Data for this exercise:
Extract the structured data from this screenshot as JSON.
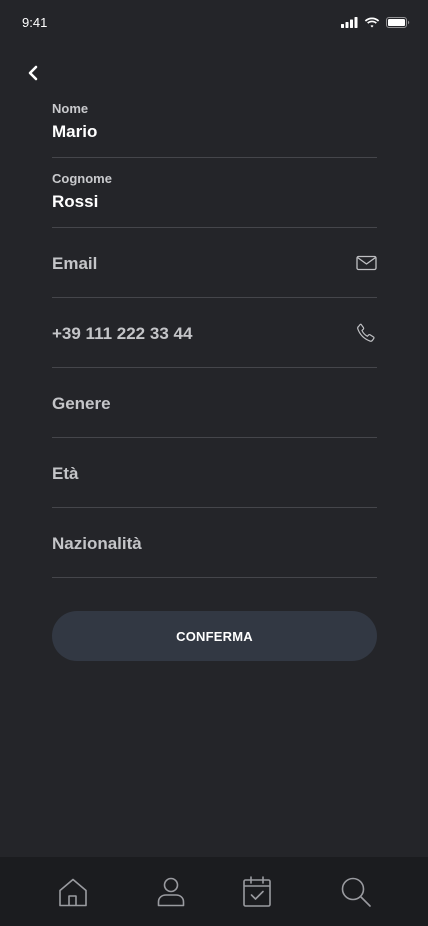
{
  "status_bar": {
    "time": "9:41"
  },
  "form": {
    "nome": {
      "label": "Nome",
      "value": "Mario"
    },
    "cognome": {
      "label": "Cognome",
      "value": "Rossi"
    },
    "email": {
      "placeholder": "Email",
      "icon": "mail-icon"
    },
    "phone": {
      "value": "+39 111 222 33 44",
      "icon": "phone-icon"
    },
    "genere": {
      "placeholder": "Genere"
    },
    "eta": {
      "placeholder": "Età"
    },
    "nazionalita": {
      "placeholder": "Nazionalità"
    }
  },
  "confirm_label": "CONFERMA",
  "bottom_nav": {
    "items": [
      "home-icon",
      "profile-icon",
      "calendar-check-icon",
      "search-icon"
    ]
  },
  "colors": {
    "background": "#242529",
    "nav_background": "#1b1c1f",
    "button": "#323843",
    "divider": "#45464b"
  }
}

What is asked:
Repeat the material above verbatim. Leave the pictures behind.

The result:
Extract the structured data from this screenshot as JSON.
{
  "status_bar": {
    "time": "9:41"
  },
  "form": {
    "nome": {
      "label": "Nome",
      "value": "Mario"
    },
    "cognome": {
      "label": "Cognome",
      "value": "Rossi"
    },
    "email": {
      "placeholder": "Email",
      "icon": "mail-icon"
    },
    "phone": {
      "value": "+39 111 222 33 44",
      "icon": "phone-icon"
    },
    "genere": {
      "placeholder": "Genere"
    },
    "eta": {
      "placeholder": "Età"
    },
    "nazionalita": {
      "placeholder": "Nazionalità"
    }
  },
  "confirm_label": "CONFERMA",
  "bottom_nav": {
    "items": [
      "home-icon",
      "profile-icon",
      "calendar-check-icon",
      "search-icon"
    ]
  },
  "colors": {
    "background": "#242529",
    "nav_background": "#1b1c1f",
    "button": "#323843",
    "divider": "#45464b"
  }
}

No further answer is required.